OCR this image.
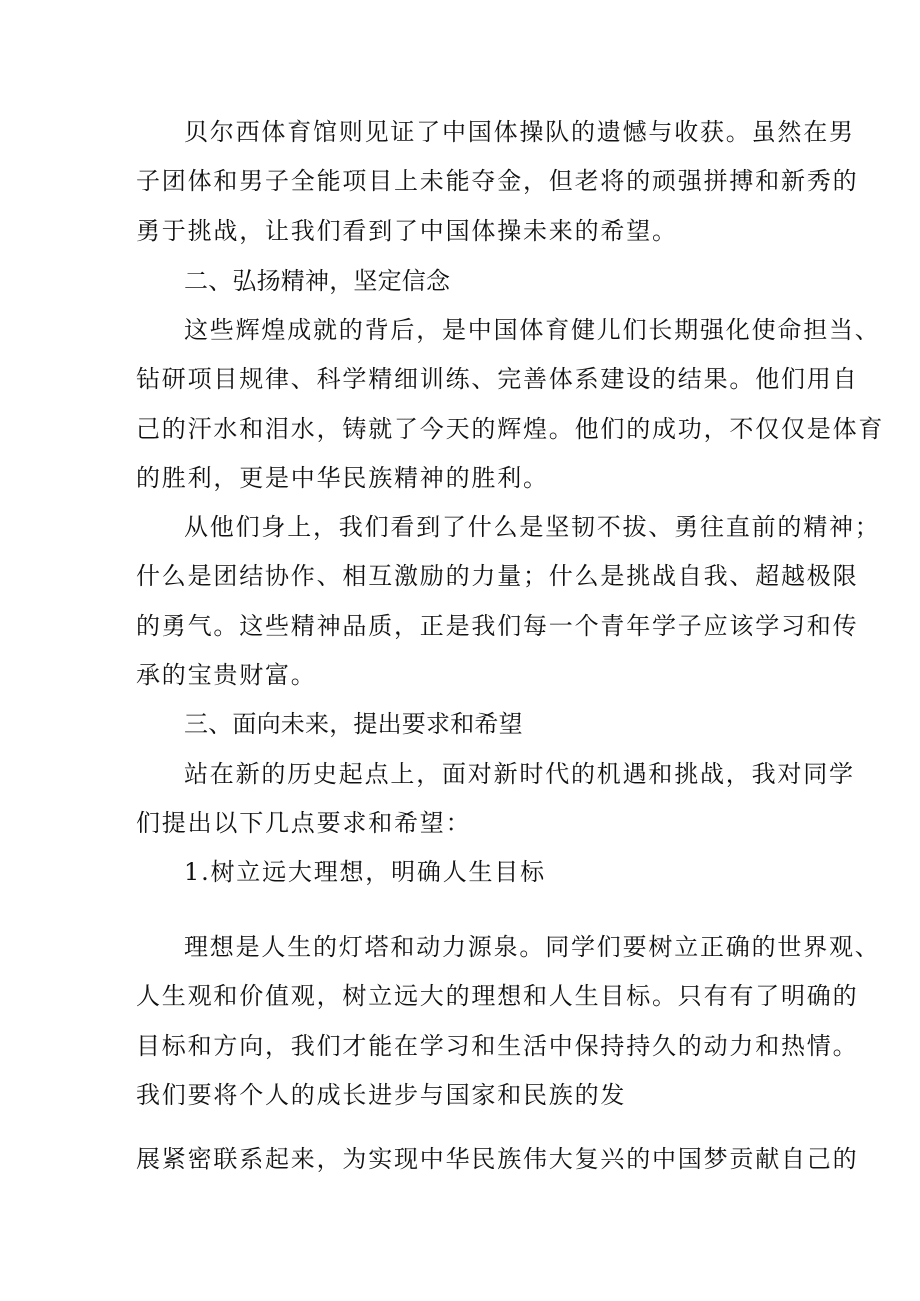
贝尔西体育馆则见证了中国体操队的遗憾与收获。虽然在男
子团体和男子全能项目上未能夺金，但老将的顽强拼搏和新秀的
勇于挑战，让我们看到了中国体操未来的希望。
二、弘扬精神，坚定信念
这些辉煌成就的背后，是中国体育健儿们长期强化使命担当、
钻研项目规律、科学精细训练、完善体系建设的结果。他们用自
己的汗水和泪水，铸就了今天的辉煌。他们的成功，不仅仅是体育
的胜利，更是中华民族精神的胜利。
从他们身上，我们看到了什么是坚韧不拔、勇往直前的精神；
什么是团结协作、相互激励的力量；什么是挑战自我、超越极限
的勇气。这些精神品质，正是我们每一个青年学子应该学习和传
承的宝贵财富。
三、面向未来，提出要求和希望
站在新的历史起点上，面对新时代的机遇和挑战，我对同学
们提出以下几点要求和希望：
1.树立远大理想，明确人生目标
理想是人生的灯塔和动力源泉。同学们要树立正确的世界观、
人生观和价值观，树立远大的理想和人生目标。只有有了明确的
目标和方向，我们才能在学习和生活中保持持久的动力和热情。
我们要将个人的成长进步与国家和民族的发
展紧密联系起来，为实现中华民族伟大复兴的中国梦贡献自己的
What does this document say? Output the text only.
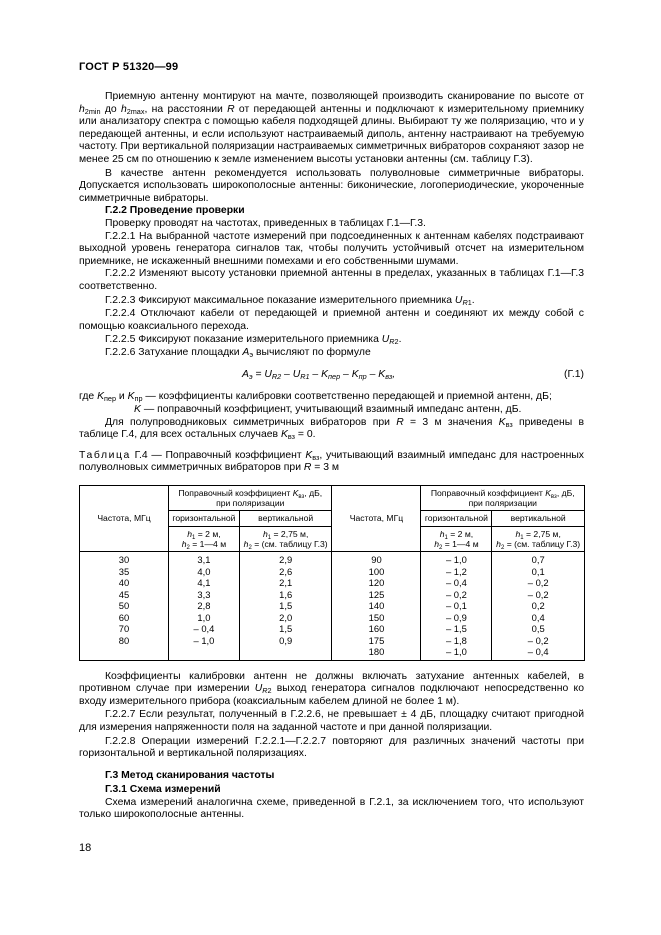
ГОСТ Р 51320—99

Приемную антенну монтируют на мачте, позволяющей производить сканирование по высоте от $h_{2min}$ до $h_{2max}$, на расстоянии R от передающей антенны и подключают к измерительному приемнику или анализатору спектра с помощью кабеля подходящей длины. Выбирают ту же поляризацию, что и у передающей антенны, и если используют настраиваемый диполь, антенну настраивают на требуемую частоту. При вертикальной поляризации настраиваемых симметричных вибраторов сохраняют зазор не менее 25 см по отношению к земле изменением высоты установки антенны (см. таблицу Г.3).

В качестве антенн рекомендуется использовать полуволновые симметричные вибраторы. Допускается использовать широкополосные антенны: биконические, логопериодические, укороченные симметричные вибраторы.

Г.2.2 Проведение проверки

Проверку проводят на частотах, приведенных в таблицах Г.1—Г.3.

Г.2.2.1 На выбранной частоте измерений при подсоединенных к антеннам кабелях подстраивают выходной уровень генератора сигналов так, чтобы получить устойчивый отсчет на измерительном приемнике, не искаженный внешними помехами и его собственными шумами.

Г.2.2.2 Изменяют высоту установки приемной антенны в пределах, указанных в таблицах Г.1—Г.3 соответственно.

Г.2.2.3 Фиксируют максимальное показание измерительного приемника $U_{R1}$.

Г.2.2.4 Отключают кабели от передающей и приемной антенн и соединяют их между собой с помощью коаксиального перехода.

Г.2.2.5 Фиксируют показание измерительного приемника $U_{R2}$.

Г.2.2.6 Затухание площадки $A_э$ вычисляют по формуле

$A_э = U_{R2} - U_{R1} - K_{пер} - K_{пр} - K_{вз}$,	(Г.1)

где $K_{пер}$ и $K_{пр}$ — коэффициенты калибровки соответственно передающей и приемной антенн, дБ;

K — поправочный коэффициент, учитывающий взаимный импеданс антенн, дБ.

Для полупроводниковых симметричных вибраторов при R = 3 м значения $K_{вз}$ приведены в таблице Г.4, для всех остальных случаев $K_{вз} = 0$.

Таблица Г.4 — Поправочный коэффициент $K_{вз}$, учитывающий взаимный импеданс для настроенных полуволновых симметричных вибраторов при R = 3 м

Частота, МГц	Поправочный коэффициент $K_{вз}$, дБ,
при поляризации		Частота, МГц	Поправочный коэффициент $K_{вз}$, дБ,
при поляризации	
	горизонтальной	вертикальной		горизонтальной	вертикальной
	$h_1 = 2$ м,
$h_2$ = 1—4 м	$h_1 = 2,75$ м,
$h_2 = (см$. таблицу Г.3)		$h_1 = 2$ м,
$h_2$ = 1—4 м	$h_1 = 2,75$ м,
$h_2 = (см$. таблицу Г.3)
30	3,1	2,9	90	– 1,0	0,7
35	4,0	2,6	100	– 1,2	0,1
40	4,1	2,1	120	– 0,4	– 0,2
45	3,3	1,6	125	– 0,2	– 0,2
50	2,8	1,5	140	– 0,1	0,2
60	1,0	2,0	150	– 0,9	0,4
70	– 0,4	1,5	160	– 1,5	0,5
80	– 1,0	0,9	175	– 1,8	– 0,2
			180	– 1,0	– 0,4

Коэффициенты калибровки антенн не должны включать затухание антенных кабелей, в противном случае при измерении $U_{R2}$ выход генератора сигналов подключают непосредственно ко входу измерительного прибора (коаксиальным кабелем длиной не более 1 м).

Г.2.2.7 Если результат, полученный в Г.2.2.6, не превышает ± 4 дБ, площадку считают пригодной для измерения напряженности поля на заданной частоте и при данной поляризации.

Г.2.2.8 Операции измерений Г.2.2.1—Г.2.2.7 повторяют для различных значений частоты при горизонтальной и вертикальной поляризациях.

Г.3 Метод сканирования частоты

Г.3.1 Схема измерений

Схема измерений аналогична схеме, приведенной в Г.2.1, за исключением того, что используют только широкополосные антенны.

18
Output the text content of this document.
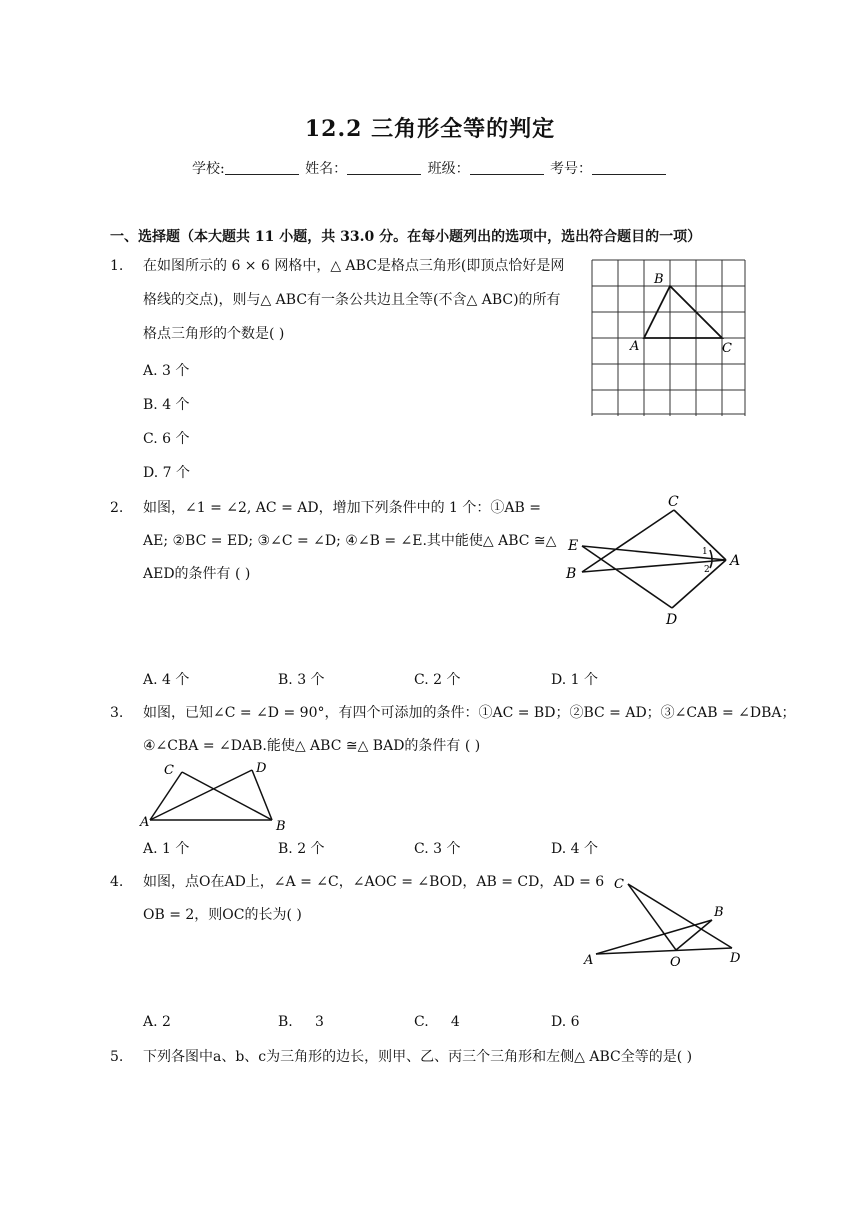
12.2 三角形全等的判定
学校:	姓名：	班级：	考号：
一、选择题（本大题共 11 小题，共 33.0 分。在每小题列出的选项中，选出符合题目的一项）
1. 在如图所示的 6 × 6 网格中，△ ABC是格点三角形(即顶点恰好是网
格线的交点)，则与△ ABC有一条公共边且全等(不含△ ABC)的所有
格点三角形的个数是( )
A. 3 个
B. 4 个
C. 6 个
D. 7 个
B
A	C
2. 如图，∠1 = ∠2, AC = AD，增加下列条件中的 1 个：①AB =
AE; ②BC = ED; ③∠C = ∠D; ④∠B = ∠E.其中能使△ ABC ≅△
AED的条件有 ( )
C
E
B
A
D
1
2
A. 4 个	B. 3 个	C. 2 个	D. 1 个
3. 如图，已知∠C = ∠D = 90°，有四个可添加的条件：①AC = BD；②BC = AD；③∠CAB = ∠DBA；
④∠CBA = ∠DAB.能使△ ABC ≅△ BAD的条件有 ( )
C	D
A	B
A. 1 个	B. 2 个	C. 3 个	D. 4 个
4. 如图，点O在AD上，∠A = ∠C，∠AOC = ∠BOD，AB = CD，AD = 6
OB = 2，则OC的长为( )
C
B
A	O	D
A. 2	B.     3	C.     4	D. 6
5. 下列各图中a、b、c为三角形的边长，则甲、乙、丙三个三角形和左侧△ ABC全等的是( )
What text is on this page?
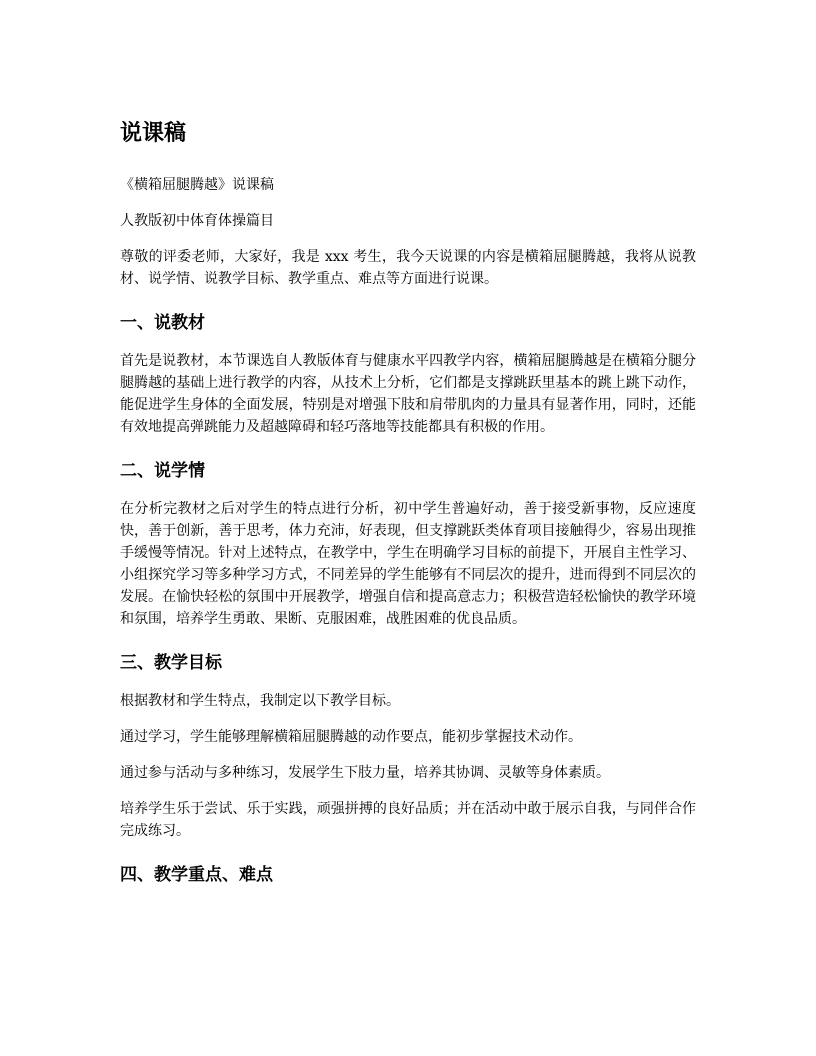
说课稿

《横箱屈腿腾越》说课稿

人教版初中体育体操篇目

尊敬的评委老师，大家好，我是 xxx 考生，我今天说课的内容是横箱屈腿腾越，我将从说教材、说学情、说教学目标、教学重点、难点等方面进行说课。

一、说教材

首先是说教材，本节课选自人教版体育与健康水平四教学内容，横箱屈腿腾越是在横箱分腿分腿腾越的基础上进行教学的内容，从技术上分析，它们都是支撑跳跃里基本的跳上跳下动作，能促进学生身体的全面发展，特别是对增强下肢和肩带肌肉的力量具有显著作用，同时，还能有效地提高弹跳能力及超越障碍和轻巧落地等技能都具有积极的作用。

二、说学情

在分析完教材之后对学生的特点进行分析，初中学生普遍好动，善于接受新事物，反应速度快，善于创新，善于思考，体力充沛，好表现，但支撑跳跃类体育项目接触得少，容易出现推手缓慢等情况。针对上述特点，在教学中，学生在明确学习目标的前提下，开展自主性学习、小组探究学习等多种学习方式，不同差异的学生能够有不同层次的提升，进而得到不同层次的发展。在愉快轻松的氛围中开展教学，增强自信和提高意志力；积极营造轻松愉快的教学环境和氛围，培养学生勇敢、果断、克服困难，战胜困难的优良品质。

三、教学目标

根据教材和学生特点，我制定以下教学目标。

通过学习，学生能够理解横箱屈腿腾越的动作要点，能初步掌握技术动作。

通过参与活动与多种练习，发展学生下肢力量，培养其协调、灵敏等身体素质。

培养学生乐于尝试、乐于实践，顽强拼搏的良好品质；并在活动中敢于展示自我，与同伴合作完成练习。

四、教学重点、难点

========

**Challenge:**
Search the data above for the word "взаимный", then gather each line in which it appears.

**Answer:**
K — поправочный коэффициент, учитывающий взаимный импеданс антенн, дБ.
Таблица Г.4 — Поправочный коэффициент $K_{вз}$, учитывающий взаимный импеданс для настроенных полуволновых симметричных вибраторов при R = 3 м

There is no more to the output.